→ Requests
#1 Answer these questions from the lace exhibition review:
(a) In March 1638, what did Florence authorities seize, and from whom?
(b) Who designed the golden wool filigree ensemble borrowed from Michelle Obama?
(c) At which museum are the holdings of Anthony and Arthur Blackborne partly preserved?
#2 Retype the part of the lace exhibition review that opens with the words containing "The Bard Center display" and closes with "the 21st centuries.".

From the November 2022 issue of Apollo. Preview and subscribe here.

Lace induced dangerous cravings among Renaissance-era consumers. Across Europe and into its colonial outposts, rulers tried to ban ever-frothier white filigree at the necklines, cuffs and hems of commoners. But threats of government fines, confiscation and scandal did little to deter fashionable men and women, as peddlers roamed the streets singing temptingly about lace ‘of the latest style’. Thanks to dozens of scholars who have collaborated on the Bard Graduate Center’s show, ‘Threads of Power: Lace from the Textilmuseum St. Gallen’, we even know how lace caused trouble in Florence in March 1638, when local authorities seized a particularly dandyish collar from a butcher named Nicolò.

The Bard Center display is the first major survey of the subject at a US institution since the 1980s. It dazzlingly conveys not only how wearers of lace climbed social ladders, but also how they financed the careers of the women who stitched it with bleary eyes. The seed for the current show was ‘Lace and Status: The Collection of Historical Lace in the Textilmuseum St. Gallen’, held at the Swiss institution in 2018–19. It focused on pre-1800 material and the Bard Center’s team, led by Emma Cormack, Michele Majer and Ilona Kos, have expanded the checklist with loans from private and institutional collections. Four floors of galleries explore traditions across continents, spanning the 16th to the 21st centuries.

The chronological arrangement examines lace incorporated into garments and furnishings for Habsburgs, mixed-race families in 18th-century Peru, French women at car races in the 1930s and Michelle Obama; the Bard Center has borrowed her golden wool filigree ensemble, designed by Isabel Toledo for the inauguration in 2009. Videos show disembodied hands demonstrating historic techniques with pins, needles and bobbins, and modern machinery emulating handwork. The contrast could not be greater between the clunky-looking tools and the ethereal results.

The labels and catalogue essays provide feasts of rarefied terminology; my favourites include Italy’s puncetto and reticella lace, with geometric forms, and France’s intricately floral blondes de fantaisie. The display cases allow visitors to lean in close to showstoppers such as a yellow taffeta ballgown striped with black Chantilly lace, worn in the 1850s by the author and artist Fanny Appleton Longfellow. Homage is paid to pioneering lace collectors of the 19th and 20th centuries who made shows like this possible. The holdings of the father-son collector team of Anthony and Arthur Blackborne, for instance, are partly preserved at the Bowes Museum in in northern England. The Blackbornes persuaded British aristocrats ‘under the seal of profound secrecy’ to part with lace ‘laid up in lavender for generations’, as Arthur wrote in a essay of 1909. (The exhibition, alas, leaves out Manhattan’s renowned mid 20th-century lacemaker, vendor, historian and restorer Marian Powys, who stitched airplane motifs on bridalwear and supplied antique treasures to institutions including the Metropolitan Museum of Art. That lapse is being remedied by a Powys biography in progress by design writer Julie Lasky.)

The curatorial team has delved into the lives of European lacemakers in pre-industrial times, who survived on pittances while ‘persistently stigmatised as simpleminded or immodest’, a label text notes. With children pulling at their skirts, they tried to preserve their eyesight, huddling close to windows and using glass spheres to amplify candlelight.

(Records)
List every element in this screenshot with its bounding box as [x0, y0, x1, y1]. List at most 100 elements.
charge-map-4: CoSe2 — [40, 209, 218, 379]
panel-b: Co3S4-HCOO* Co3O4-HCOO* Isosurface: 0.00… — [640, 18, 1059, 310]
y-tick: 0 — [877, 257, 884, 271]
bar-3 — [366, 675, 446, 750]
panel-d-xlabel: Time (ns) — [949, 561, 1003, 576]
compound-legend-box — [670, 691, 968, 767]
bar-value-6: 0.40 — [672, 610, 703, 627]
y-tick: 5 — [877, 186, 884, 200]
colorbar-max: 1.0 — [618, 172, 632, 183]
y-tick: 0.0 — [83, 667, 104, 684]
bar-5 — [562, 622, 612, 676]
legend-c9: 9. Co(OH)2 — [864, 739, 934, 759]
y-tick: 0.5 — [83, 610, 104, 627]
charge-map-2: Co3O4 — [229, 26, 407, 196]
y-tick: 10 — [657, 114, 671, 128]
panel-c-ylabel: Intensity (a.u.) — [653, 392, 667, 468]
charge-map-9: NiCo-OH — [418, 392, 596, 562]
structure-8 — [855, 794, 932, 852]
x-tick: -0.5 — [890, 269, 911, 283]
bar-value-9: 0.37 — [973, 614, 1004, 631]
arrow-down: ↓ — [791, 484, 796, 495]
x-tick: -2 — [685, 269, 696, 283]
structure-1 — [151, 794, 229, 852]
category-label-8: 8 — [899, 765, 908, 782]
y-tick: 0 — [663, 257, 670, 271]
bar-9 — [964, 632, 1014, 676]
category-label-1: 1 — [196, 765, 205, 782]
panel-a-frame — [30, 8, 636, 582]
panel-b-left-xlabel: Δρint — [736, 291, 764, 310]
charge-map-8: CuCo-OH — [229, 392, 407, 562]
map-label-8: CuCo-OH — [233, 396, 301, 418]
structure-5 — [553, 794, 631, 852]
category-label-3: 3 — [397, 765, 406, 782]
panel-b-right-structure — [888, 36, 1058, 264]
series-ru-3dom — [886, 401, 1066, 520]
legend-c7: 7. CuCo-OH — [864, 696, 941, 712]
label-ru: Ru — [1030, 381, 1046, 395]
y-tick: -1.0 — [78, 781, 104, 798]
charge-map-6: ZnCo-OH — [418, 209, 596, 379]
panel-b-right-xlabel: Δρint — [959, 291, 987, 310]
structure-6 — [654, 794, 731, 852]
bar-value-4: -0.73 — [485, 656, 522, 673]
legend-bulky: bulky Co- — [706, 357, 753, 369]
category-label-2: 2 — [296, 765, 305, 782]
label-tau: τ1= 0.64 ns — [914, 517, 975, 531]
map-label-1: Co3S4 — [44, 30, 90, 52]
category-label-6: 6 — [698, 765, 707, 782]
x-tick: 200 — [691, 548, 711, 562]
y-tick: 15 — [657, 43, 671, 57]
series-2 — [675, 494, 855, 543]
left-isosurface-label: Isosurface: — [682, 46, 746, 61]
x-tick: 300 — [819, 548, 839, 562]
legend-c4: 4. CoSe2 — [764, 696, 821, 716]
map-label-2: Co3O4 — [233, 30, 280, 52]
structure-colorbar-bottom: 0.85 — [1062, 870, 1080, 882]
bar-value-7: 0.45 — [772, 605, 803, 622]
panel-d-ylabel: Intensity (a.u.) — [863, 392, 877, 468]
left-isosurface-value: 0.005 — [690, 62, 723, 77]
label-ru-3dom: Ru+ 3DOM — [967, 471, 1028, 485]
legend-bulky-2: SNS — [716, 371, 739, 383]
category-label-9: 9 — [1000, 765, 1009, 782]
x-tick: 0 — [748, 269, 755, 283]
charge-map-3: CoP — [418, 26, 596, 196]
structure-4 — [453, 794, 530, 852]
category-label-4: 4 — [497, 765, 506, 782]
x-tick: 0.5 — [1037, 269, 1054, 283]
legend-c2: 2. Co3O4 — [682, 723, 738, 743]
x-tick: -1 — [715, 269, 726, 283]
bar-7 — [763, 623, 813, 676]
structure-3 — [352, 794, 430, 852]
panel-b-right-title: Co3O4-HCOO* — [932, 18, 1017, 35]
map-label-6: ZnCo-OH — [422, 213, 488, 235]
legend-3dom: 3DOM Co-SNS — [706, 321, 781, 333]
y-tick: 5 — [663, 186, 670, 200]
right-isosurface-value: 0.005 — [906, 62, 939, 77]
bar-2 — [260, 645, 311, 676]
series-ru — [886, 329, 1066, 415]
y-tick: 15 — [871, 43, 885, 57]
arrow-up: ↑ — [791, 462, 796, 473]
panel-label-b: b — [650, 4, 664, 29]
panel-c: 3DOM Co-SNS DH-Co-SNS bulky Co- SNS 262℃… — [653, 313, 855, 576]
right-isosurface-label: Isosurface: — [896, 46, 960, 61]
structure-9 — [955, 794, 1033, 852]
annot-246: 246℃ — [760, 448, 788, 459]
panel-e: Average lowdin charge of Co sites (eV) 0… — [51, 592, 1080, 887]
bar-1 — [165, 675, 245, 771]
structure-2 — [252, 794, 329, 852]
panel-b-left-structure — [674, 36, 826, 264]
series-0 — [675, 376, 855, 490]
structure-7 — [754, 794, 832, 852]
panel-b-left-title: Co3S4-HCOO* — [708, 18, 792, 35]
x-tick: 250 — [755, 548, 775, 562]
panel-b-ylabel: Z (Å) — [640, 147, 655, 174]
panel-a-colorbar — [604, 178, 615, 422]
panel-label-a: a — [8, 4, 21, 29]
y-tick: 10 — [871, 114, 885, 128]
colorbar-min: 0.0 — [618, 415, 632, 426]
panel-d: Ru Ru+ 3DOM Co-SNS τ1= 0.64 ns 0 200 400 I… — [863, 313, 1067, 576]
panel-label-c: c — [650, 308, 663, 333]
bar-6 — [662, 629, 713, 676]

→ Results for each task
#1
(a) A particularly dandyish collar, from a butcher named Nicolò.
(b) Isabel Toledo.
(c) The Bowes Museum in northern England.

#2
The Bard Center display is the first major survey of the subject at a US institution since the 1980s. It dazzlingly conveys not only how wearers of lace climbed social ladders, but also how they financed the careers of the women who stitched it with bleary eyes. The seed for the current show was ‘Lace and Status: The Collection of Historical Lace in the Textilmuseum St. Gallen’, held at the Swiss institution in 2018–19. It focused on pre-1800 material and the Bard Center’s team, led by Emma Cormack, Michele Majer and Ilona Kos, have expanded the checklist with loans from private and institutional collections. Four floors of galleries explore traditions across continents, spanning the 16th to the 21st centuries.